[Begin]

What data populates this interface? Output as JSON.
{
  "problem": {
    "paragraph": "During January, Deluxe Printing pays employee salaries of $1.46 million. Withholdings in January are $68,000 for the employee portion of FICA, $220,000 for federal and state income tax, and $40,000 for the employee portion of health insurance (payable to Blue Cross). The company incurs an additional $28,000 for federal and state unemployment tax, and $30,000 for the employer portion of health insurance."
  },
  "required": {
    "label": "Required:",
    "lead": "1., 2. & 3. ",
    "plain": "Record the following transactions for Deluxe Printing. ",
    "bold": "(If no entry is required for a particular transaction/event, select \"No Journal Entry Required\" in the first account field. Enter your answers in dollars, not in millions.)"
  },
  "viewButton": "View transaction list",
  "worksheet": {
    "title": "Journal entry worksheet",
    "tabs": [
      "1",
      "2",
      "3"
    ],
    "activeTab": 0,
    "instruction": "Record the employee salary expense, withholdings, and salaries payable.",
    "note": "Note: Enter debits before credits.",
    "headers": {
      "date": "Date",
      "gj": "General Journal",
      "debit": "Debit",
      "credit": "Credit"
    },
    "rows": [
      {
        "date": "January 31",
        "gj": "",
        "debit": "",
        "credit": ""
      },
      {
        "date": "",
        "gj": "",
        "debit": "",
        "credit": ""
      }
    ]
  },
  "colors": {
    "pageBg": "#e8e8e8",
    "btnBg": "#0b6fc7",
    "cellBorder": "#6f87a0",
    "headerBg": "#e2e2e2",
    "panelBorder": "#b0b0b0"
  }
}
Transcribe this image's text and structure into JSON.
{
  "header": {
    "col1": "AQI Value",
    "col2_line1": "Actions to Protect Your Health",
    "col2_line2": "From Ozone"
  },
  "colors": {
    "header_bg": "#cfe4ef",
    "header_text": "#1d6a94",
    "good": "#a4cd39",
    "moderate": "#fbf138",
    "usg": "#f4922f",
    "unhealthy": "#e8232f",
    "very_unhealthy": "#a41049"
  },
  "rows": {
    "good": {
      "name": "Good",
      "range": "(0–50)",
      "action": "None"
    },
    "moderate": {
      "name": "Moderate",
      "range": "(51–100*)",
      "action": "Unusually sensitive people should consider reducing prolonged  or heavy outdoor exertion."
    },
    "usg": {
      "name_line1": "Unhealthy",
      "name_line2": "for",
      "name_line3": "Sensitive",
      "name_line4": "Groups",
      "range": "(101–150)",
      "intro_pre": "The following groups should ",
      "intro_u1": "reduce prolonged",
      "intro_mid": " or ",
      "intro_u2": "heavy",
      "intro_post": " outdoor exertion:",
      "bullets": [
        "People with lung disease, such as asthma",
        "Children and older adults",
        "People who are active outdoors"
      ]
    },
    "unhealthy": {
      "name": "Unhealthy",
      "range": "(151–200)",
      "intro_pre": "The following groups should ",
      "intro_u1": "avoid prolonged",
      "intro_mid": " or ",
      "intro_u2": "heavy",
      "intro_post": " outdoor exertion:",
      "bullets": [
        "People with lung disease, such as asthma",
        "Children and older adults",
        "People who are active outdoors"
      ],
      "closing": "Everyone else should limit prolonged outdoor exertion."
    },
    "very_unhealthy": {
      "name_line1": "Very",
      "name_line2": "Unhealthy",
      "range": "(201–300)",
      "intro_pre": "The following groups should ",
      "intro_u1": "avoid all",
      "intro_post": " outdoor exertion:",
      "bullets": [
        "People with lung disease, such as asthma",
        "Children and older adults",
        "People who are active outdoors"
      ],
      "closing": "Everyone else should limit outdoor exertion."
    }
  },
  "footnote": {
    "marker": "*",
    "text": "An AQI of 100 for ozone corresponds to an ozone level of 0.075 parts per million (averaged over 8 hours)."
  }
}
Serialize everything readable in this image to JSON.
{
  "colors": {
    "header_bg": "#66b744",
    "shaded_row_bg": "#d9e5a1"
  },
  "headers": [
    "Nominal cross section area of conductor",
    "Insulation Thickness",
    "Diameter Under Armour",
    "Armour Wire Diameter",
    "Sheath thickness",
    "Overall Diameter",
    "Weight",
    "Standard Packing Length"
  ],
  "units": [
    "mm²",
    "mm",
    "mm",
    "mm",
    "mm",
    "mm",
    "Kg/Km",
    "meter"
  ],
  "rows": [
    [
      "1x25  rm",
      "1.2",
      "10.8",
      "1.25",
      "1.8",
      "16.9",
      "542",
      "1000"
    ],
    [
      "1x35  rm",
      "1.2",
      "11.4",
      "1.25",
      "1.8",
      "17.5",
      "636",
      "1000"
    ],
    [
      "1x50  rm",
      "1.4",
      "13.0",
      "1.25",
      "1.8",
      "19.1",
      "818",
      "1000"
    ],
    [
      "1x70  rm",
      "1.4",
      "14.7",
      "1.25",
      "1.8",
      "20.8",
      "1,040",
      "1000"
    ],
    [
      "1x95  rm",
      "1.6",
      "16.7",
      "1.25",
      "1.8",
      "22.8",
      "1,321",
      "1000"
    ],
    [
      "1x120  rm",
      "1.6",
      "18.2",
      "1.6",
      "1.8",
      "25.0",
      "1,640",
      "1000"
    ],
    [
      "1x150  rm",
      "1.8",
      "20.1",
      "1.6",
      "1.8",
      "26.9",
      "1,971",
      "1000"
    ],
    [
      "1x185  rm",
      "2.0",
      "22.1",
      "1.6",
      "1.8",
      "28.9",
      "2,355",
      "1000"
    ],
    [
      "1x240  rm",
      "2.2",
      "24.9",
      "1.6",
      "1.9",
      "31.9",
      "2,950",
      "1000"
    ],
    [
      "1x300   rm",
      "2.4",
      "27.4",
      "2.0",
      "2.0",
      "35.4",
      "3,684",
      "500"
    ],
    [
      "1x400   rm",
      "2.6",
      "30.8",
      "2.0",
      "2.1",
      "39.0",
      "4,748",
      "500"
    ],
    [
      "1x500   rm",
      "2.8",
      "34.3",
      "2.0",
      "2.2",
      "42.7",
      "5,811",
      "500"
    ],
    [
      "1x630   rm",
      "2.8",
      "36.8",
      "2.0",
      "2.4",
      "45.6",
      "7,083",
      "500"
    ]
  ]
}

[End]

## GIVEN INSTRUCTION
Copy out every line from the data above that has "this" in it.

## COMPLETED TASK
What data populates this interface? Output as JSON.
Transcribe this image's text and structure into JSON.
Serialize everything readable in this image to JSON.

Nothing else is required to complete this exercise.